'''

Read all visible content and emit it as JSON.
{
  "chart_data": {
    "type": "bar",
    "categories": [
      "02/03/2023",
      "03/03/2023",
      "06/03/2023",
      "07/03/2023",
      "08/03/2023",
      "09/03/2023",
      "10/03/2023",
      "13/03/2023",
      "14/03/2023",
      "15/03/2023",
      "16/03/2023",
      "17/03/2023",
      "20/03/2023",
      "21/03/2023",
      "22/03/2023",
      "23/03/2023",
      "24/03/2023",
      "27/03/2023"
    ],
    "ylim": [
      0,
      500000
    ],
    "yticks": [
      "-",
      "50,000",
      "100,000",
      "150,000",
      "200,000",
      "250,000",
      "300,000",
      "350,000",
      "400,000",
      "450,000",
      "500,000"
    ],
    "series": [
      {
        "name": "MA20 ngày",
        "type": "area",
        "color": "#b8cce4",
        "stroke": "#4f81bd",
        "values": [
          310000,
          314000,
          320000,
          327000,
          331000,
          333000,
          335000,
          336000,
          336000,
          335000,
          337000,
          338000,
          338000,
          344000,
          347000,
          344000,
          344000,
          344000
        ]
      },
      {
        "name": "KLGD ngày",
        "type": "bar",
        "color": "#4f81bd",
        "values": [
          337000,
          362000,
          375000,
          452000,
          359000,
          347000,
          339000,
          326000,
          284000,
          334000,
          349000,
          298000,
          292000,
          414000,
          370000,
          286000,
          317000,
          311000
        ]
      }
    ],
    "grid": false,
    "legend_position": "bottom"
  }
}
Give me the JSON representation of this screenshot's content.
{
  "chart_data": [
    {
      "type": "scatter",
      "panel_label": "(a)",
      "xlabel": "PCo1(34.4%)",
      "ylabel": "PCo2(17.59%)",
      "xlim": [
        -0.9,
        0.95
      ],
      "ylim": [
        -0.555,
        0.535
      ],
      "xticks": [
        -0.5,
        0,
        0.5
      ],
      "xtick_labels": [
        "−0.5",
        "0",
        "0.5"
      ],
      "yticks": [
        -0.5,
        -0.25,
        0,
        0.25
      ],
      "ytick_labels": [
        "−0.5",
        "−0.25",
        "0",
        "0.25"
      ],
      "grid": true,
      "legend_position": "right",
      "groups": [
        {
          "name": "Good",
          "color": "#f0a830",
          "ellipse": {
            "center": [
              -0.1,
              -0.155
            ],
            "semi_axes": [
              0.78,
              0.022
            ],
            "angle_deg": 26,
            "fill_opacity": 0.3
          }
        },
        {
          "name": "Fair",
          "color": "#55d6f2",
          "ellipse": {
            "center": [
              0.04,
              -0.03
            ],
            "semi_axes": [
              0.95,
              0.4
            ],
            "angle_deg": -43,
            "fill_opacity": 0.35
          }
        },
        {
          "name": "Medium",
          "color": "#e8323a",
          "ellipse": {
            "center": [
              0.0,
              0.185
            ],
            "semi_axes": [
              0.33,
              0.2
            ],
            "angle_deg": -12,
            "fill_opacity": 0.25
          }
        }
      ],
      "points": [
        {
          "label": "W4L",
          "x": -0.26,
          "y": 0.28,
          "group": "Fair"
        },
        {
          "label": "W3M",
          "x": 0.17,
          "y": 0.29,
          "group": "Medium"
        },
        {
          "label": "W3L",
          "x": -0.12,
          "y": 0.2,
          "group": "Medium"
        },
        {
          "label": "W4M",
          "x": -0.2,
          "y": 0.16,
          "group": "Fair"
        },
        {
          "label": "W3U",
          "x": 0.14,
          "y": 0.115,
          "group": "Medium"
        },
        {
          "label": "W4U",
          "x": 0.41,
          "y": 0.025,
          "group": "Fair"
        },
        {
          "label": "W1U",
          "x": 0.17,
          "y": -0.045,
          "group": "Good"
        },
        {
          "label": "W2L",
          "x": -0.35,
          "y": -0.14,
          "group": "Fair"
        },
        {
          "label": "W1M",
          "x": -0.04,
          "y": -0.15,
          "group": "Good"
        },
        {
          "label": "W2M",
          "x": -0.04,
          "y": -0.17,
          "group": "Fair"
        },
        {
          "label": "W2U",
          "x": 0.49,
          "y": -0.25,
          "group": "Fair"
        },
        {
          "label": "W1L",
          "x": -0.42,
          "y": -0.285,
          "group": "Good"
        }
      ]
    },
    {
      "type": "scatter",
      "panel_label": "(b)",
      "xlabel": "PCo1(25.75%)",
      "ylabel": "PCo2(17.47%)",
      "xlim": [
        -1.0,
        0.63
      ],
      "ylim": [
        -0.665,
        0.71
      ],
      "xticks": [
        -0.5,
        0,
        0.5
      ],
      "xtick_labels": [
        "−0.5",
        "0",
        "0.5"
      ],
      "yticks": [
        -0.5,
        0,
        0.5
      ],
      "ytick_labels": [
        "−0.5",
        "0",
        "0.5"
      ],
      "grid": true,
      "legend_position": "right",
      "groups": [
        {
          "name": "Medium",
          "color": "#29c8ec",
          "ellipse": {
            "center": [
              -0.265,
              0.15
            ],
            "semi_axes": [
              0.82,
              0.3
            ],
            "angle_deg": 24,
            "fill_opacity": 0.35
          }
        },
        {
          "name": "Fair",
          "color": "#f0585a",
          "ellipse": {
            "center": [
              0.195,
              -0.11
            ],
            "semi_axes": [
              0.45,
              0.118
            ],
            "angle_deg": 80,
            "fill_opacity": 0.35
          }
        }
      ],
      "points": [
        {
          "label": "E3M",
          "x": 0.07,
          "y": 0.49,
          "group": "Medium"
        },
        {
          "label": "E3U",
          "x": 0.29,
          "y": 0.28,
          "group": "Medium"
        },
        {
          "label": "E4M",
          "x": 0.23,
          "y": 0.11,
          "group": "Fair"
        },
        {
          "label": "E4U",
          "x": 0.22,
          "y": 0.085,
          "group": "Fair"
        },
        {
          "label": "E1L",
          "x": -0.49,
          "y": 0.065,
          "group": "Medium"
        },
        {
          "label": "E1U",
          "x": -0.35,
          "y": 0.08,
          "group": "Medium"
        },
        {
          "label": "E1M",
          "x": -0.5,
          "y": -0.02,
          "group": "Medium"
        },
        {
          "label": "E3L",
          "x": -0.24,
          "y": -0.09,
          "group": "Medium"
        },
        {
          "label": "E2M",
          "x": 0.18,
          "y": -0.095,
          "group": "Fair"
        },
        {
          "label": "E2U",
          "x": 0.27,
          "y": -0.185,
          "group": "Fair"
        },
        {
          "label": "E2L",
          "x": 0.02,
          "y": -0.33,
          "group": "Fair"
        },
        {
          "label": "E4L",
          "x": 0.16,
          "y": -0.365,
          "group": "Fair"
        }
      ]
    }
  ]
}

'''

» **What you will do**: Filter for "JSON". Return all lines that hold it.

» **Result of the exercise**:
Read all visible content and emit it as JSON.
Give me the JSON representation of this screenshot's content.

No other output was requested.